• Work instructions: Copy out each line below that has the word "JRs评分" in it.
+++ Recorded information +++
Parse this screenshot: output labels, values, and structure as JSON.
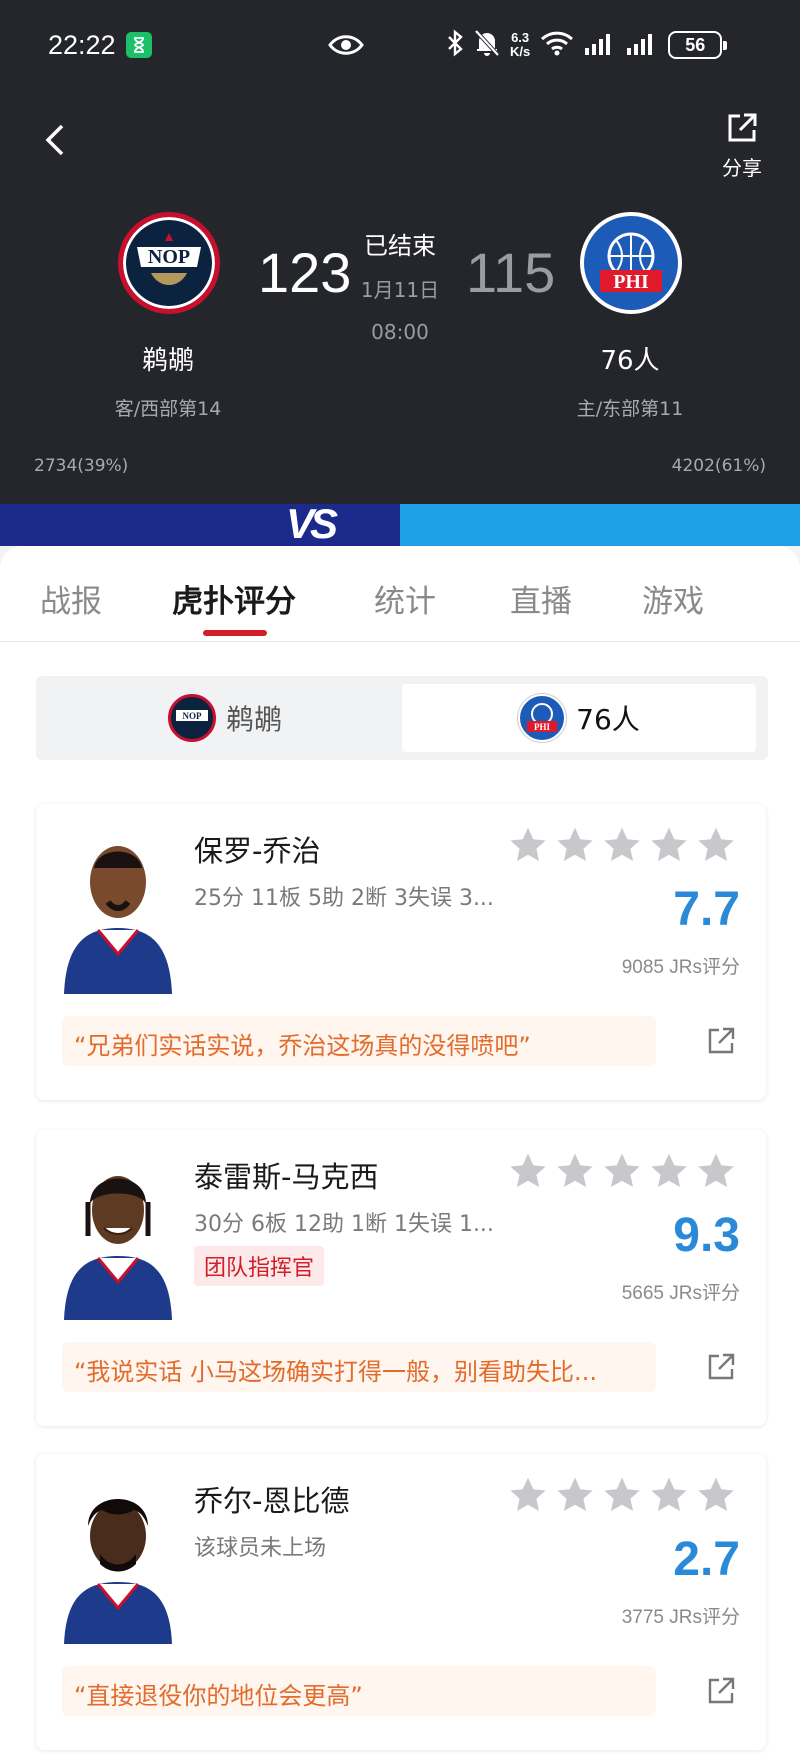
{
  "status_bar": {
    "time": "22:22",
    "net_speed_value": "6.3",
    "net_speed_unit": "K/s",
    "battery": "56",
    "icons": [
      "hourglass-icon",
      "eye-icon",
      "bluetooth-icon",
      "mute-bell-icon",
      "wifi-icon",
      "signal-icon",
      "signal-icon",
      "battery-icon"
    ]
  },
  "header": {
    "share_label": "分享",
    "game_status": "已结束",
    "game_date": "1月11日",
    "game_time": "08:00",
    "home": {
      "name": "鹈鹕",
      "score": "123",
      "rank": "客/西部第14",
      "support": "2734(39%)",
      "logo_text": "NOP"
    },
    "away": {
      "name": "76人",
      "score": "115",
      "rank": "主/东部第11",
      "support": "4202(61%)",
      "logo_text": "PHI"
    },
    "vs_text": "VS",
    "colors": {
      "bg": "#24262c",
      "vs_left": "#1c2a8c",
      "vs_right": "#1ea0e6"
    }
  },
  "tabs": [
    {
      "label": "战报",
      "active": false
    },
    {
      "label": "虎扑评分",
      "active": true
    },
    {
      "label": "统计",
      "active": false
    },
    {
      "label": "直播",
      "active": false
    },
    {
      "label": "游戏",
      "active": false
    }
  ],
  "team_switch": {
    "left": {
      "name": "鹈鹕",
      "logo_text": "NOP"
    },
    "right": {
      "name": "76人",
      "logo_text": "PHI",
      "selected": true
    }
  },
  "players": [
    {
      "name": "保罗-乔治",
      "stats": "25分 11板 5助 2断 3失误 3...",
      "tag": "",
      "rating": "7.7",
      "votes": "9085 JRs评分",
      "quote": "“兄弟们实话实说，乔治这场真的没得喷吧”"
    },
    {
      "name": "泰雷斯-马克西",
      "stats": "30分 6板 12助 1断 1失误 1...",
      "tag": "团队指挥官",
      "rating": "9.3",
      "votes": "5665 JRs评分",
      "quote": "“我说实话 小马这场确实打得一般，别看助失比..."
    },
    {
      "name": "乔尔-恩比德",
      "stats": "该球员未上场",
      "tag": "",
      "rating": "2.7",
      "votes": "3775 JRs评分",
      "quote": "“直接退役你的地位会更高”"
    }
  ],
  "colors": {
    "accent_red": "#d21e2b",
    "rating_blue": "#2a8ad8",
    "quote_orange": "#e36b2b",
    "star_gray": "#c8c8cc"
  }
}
+++
• Solution below:
      "votes": "9085 JRs评分",
      "votes": "5665 JRs评分",
      "votes": "3775 JRs评分",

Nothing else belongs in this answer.